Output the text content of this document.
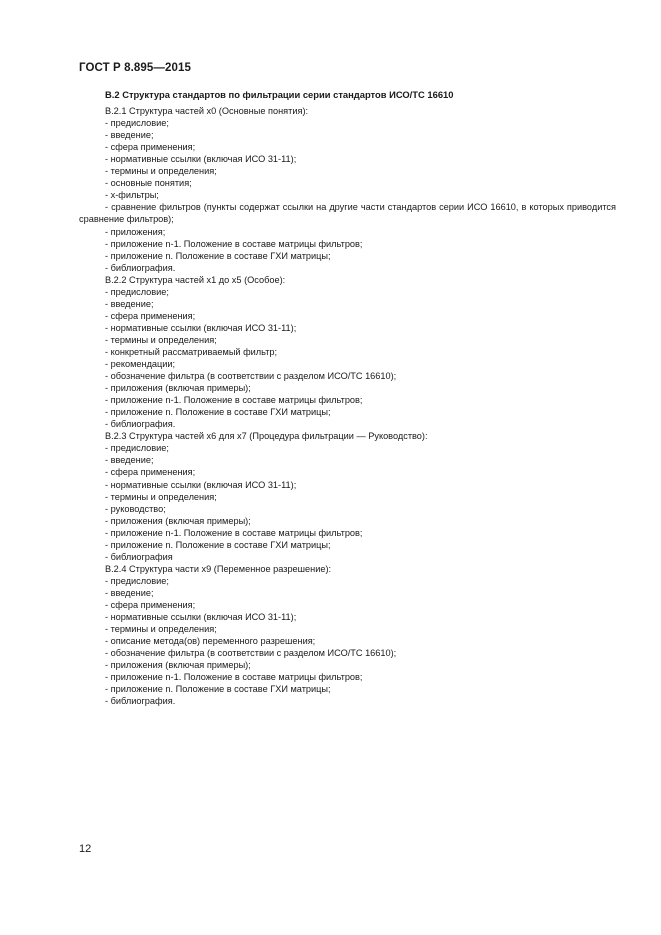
ГОСТ Р 8.895—2015

В.2 Структура стандартов по фильтрации серии стандартов ИСО/ТС 16610

В.2.1 Структура частей х0 (Основные понятия):

- предисловие;

- введение;

- сфера применения;

- нормативные ссылки (включая ИСО 31-11);

- термины и определения;

- основные понятия;

- х-фильтры;

- сравнение фильтров (пункты содержат ссылки на другие части стандартов серии ИСО 16610, в которых приводится сравнение фильтров);

- приложения;

- приложение n-1. Положение в составе матрицы фильтров;

- приложение n. Положение в составе ГХИ матрицы;

- библиография.

В.2.2 Структура частей х1 до х5 (Особое):

- предисловие;

- введение;

- сфера применения;

- нормативные ссылки (включая ИСО 31-11);

- термины и определения;

- конкретный рассматриваемый фильтр;

- рекомендации;

- обозначение фильтра (в соответствии с разделом ИСО/ТС 16610);

- приложения (включая примеры);

- приложение n-1. Положение в составе матрицы фильтров;

- приложение n. Положение в составе ГХИ матрицы;

- библиография.

В.2.3 Структура частей х6 для х7 (Процедура фильтрации — Руководство):

- предисловие;

- введение;

- сфера применения;

- нормативные ссылки (включая ИСО 31-11);

- термины и определения;

- руководство;

- приложения (включая примеры);

- приложение n-1. Положение в составе матрицы фильтров;

- приложение n. Положение в составе ГХИ матрицы;

- библиография

В.2.4 Структура части х9 (Переменное разрешение):

- предисловие;

- введение;

- сфера применения;

- нормативные ссылки (включая ИСО 31-11);

- термины и определения;

- описание метода(ов) переменного разрешения;

- обозначение фильтра (в соответствии с разделом ИСО/ТС 16610);

- приложения (включая примеры);

- приложение n-1. Положение в составе матрицы фильтров;

- приложение n. Положение в составе ГХИ матрицы;

- библиография.

12
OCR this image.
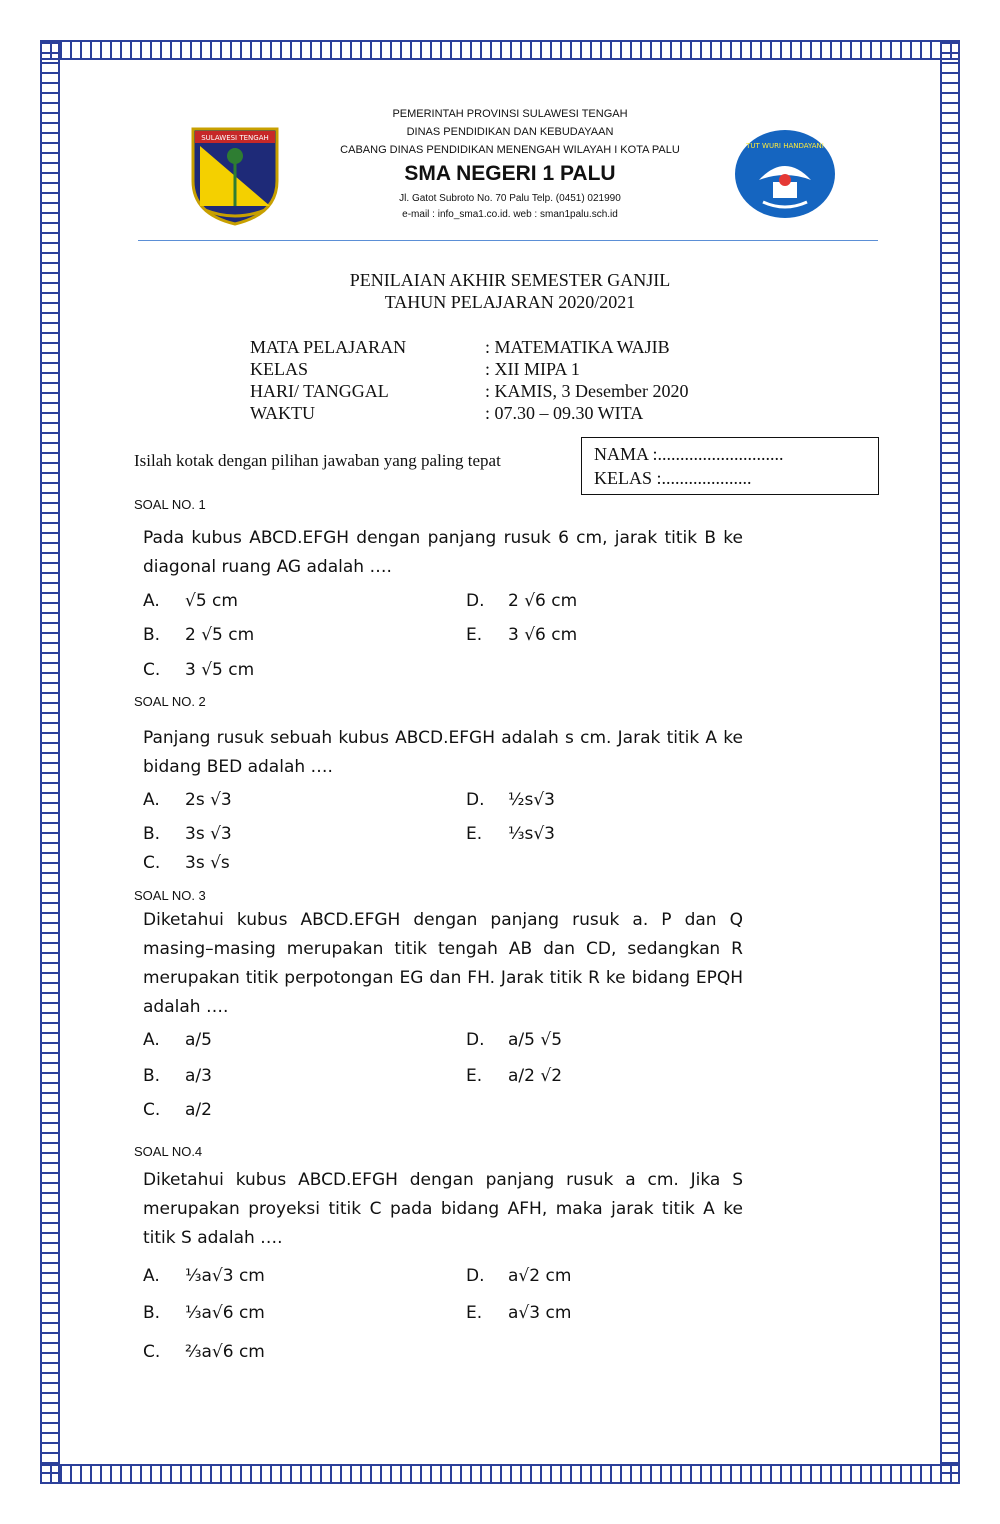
SULAWESI TENGAH
TUT WURI HANDAYANI
PEMERINTAH PROVINSI SULAWESI TENGAH
DINAS PENDIDIKAN DAN KEBUDAYAAN
CABANG DINAS PENDIDIKAN MENENGAH WILAYAH I KOTA PALU
SMA NEGERI 1 PALU
Jl. Gatot Subroto No. 70 Palu Telp. (0451) 021990
e-mail : info_sma1.co.id. web : sman1palu.sch.id
PENILAIAN AKHIR SEMESTER GANJIL
TAHUN PELAJARAN 2020/2021
MATA PELAJARAN	: MATEMATIKA WAJIB
KELAS	: XII MIPA 1
HARI/ TANGGAL	: KAMIS, 3 Desember 2020
WAKTU	: 07.30 – 09.30 WITA
Isilah kotak dengan pilihan jawaban yang paling tepat	NAMA :............................
KELAS :....................
SOAL NO. 1
Pada kubus ABCD.EFGH dengan panjang rusuk 6 cm, jarak titik B ke diagonal ruang AG adalah ….
A. √5 cm	D. 2 √6 cm
B. 2 √5 cm	E. 3 √6 cm
C. 3 √5 cm
SOAL NO. 2
Panjang rusuk sebuah kubus ABCD.EFGH adalah s cm. Jarak titik A ke bidang BED adalah ….
A. 2s √3	D. ½s√3
B. 3s √3	E. ⅓s√3
C. 3s √s
SOAL NO. 3
Diketahui kubus ABCD.EFGH dengan panjang rusuk a. P dan Q masing–masing merupakan titik tengah AB dan CD, sedangkan R merupakan titik perpotongan EG dan FH. Jarak titik R ke bidang EPQH adalah ….
A. a/5	D. a/5 √5
B. a/3	E. a/2 √2
C. a/2
SOAL NO.4
Diketahui kubus ABCD.EFGH dengan panjang rusuk a cm. Jika S merupakan proyeksi titik C pada bidang AFH, maka jarak titik A ke titik S adalah ….
A. ⅓a√3 cm	D. a√2 cm
B. ⅓a√6 cm	E. a√3 cm
C. ⅔a√6 cm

=====

* _Goal_
In the data above, tally the lines holding "bidang" and answer with the figure only.

* _Problem solution_
3